REQUIREMENT: Render the data below as a JSON list of strings, one string per line and no blank lines. Start at the very beginning of the data and end at the line containing "1125, 810, 1170]", including that line.

'''

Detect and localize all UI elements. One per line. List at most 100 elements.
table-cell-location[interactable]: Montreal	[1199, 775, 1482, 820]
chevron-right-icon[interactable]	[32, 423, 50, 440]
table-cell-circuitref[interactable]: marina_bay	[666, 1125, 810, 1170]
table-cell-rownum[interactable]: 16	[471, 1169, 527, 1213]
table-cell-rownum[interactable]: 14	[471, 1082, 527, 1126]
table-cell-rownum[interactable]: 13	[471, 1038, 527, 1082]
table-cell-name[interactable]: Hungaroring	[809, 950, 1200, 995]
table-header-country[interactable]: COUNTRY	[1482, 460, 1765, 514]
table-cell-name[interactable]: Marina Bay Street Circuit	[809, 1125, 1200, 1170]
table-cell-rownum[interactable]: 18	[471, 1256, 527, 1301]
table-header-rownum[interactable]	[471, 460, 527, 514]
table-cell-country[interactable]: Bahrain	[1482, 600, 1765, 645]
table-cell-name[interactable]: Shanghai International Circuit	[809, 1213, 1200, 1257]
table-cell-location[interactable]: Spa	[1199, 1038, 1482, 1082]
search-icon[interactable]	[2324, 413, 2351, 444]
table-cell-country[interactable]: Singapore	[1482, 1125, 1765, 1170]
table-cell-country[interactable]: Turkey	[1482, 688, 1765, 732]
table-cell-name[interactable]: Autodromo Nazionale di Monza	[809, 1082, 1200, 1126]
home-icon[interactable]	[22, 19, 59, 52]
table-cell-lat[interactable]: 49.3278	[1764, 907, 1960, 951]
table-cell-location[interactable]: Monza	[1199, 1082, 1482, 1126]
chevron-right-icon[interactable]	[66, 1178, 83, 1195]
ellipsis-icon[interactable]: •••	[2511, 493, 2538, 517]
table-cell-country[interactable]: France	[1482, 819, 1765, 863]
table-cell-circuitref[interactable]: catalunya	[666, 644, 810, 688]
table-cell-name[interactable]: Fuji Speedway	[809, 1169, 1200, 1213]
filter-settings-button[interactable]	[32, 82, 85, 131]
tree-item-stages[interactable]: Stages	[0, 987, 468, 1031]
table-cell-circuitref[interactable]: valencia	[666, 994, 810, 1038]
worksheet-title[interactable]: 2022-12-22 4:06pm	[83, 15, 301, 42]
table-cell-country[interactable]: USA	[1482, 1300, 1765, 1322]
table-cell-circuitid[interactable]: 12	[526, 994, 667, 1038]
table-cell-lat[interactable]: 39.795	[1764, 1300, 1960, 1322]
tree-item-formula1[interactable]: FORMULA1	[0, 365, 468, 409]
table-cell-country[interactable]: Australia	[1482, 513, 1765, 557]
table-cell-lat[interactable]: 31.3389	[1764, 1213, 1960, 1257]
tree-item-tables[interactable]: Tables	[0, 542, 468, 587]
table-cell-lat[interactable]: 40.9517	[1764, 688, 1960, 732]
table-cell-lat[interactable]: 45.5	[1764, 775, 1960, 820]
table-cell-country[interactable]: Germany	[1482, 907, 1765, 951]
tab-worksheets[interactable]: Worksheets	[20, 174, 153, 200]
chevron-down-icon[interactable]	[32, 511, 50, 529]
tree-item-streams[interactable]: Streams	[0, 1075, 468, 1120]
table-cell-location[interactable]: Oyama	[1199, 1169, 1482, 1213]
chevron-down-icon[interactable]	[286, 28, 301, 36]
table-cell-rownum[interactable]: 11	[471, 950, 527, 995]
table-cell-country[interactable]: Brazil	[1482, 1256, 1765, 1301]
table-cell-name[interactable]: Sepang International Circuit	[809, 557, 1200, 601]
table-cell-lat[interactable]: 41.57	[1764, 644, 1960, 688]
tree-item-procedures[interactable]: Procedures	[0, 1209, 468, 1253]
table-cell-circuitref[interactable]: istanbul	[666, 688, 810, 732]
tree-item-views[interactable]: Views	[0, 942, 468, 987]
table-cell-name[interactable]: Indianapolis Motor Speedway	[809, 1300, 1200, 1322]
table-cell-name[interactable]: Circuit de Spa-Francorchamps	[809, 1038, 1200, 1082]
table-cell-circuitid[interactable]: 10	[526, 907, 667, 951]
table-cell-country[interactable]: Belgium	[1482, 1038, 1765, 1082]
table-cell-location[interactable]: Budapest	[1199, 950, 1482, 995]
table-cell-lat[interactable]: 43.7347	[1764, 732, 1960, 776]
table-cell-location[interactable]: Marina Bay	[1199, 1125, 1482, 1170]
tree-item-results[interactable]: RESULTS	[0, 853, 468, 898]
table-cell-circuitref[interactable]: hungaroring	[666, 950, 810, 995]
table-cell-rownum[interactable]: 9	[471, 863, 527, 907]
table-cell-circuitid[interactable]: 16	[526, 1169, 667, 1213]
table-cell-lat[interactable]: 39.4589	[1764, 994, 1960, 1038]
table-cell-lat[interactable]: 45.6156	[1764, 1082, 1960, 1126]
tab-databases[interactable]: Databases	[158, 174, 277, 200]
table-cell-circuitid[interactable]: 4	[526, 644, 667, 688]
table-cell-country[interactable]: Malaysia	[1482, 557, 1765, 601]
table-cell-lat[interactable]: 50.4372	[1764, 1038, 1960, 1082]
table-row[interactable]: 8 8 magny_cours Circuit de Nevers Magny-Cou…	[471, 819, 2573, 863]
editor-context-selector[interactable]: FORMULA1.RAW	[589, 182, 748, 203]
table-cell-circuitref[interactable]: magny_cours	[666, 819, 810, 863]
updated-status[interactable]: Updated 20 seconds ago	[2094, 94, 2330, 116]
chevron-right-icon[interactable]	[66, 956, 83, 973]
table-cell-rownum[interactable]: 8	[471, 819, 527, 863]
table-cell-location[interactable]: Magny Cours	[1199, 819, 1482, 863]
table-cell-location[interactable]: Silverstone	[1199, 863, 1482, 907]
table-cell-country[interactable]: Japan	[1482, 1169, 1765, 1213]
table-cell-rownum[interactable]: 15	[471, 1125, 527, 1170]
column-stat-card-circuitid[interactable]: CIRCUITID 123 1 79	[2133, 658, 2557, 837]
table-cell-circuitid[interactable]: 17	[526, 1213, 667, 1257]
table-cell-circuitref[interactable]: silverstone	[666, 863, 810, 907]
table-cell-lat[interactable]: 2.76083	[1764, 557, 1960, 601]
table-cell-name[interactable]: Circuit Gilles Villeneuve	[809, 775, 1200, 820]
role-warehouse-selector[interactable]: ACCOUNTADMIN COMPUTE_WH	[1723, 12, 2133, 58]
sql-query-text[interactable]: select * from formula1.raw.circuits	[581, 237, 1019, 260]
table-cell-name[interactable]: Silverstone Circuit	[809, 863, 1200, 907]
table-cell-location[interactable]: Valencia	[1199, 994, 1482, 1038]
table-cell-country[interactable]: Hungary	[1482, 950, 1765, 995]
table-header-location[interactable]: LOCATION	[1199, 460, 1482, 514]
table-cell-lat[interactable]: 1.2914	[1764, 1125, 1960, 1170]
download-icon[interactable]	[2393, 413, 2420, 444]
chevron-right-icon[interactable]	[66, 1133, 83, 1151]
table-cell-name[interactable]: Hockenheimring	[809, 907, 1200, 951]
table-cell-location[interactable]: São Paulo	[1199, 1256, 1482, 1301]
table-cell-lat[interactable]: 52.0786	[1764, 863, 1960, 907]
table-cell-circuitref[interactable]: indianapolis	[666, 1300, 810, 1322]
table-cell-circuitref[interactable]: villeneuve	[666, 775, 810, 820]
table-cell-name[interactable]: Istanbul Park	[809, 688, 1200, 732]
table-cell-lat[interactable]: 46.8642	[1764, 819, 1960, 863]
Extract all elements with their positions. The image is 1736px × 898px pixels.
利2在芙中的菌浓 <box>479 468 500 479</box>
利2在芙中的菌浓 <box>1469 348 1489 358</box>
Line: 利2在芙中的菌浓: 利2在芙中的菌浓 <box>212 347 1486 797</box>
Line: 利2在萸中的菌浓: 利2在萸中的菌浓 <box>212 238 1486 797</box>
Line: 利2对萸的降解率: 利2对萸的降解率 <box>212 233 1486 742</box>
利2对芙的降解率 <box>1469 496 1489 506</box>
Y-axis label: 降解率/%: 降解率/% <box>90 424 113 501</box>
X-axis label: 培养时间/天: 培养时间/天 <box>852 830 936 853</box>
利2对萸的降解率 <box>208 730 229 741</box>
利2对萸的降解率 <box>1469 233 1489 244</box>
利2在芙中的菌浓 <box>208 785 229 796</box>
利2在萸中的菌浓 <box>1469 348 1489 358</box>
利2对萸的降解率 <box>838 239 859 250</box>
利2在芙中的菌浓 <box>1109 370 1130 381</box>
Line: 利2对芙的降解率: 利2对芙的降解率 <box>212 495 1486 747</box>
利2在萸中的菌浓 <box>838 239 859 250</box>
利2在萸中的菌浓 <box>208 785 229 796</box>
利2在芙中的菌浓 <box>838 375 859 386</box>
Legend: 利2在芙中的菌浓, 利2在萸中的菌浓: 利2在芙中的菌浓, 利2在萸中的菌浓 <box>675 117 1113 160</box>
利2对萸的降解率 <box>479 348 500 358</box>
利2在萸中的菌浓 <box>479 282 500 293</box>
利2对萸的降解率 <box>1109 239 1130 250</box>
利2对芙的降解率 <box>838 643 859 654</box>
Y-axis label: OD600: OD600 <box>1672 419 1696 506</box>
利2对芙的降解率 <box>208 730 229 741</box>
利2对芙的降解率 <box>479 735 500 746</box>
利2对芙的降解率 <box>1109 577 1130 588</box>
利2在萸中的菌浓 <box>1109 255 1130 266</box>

'''

RESPONSE TO THE TASK:
[
  "Detect and localize all UI elements. One per line. List at most 100 elements.",
  "table-cell-location[interactable]: Montreal\t[1199, 775, 1482, 820]",
  "chevron-right-icon[interactable]\t[32, 423, 50, 440]",
  "table-cell-circuitref[interactable]: marina_bay\t[666, 1125, 810, 1170]"
]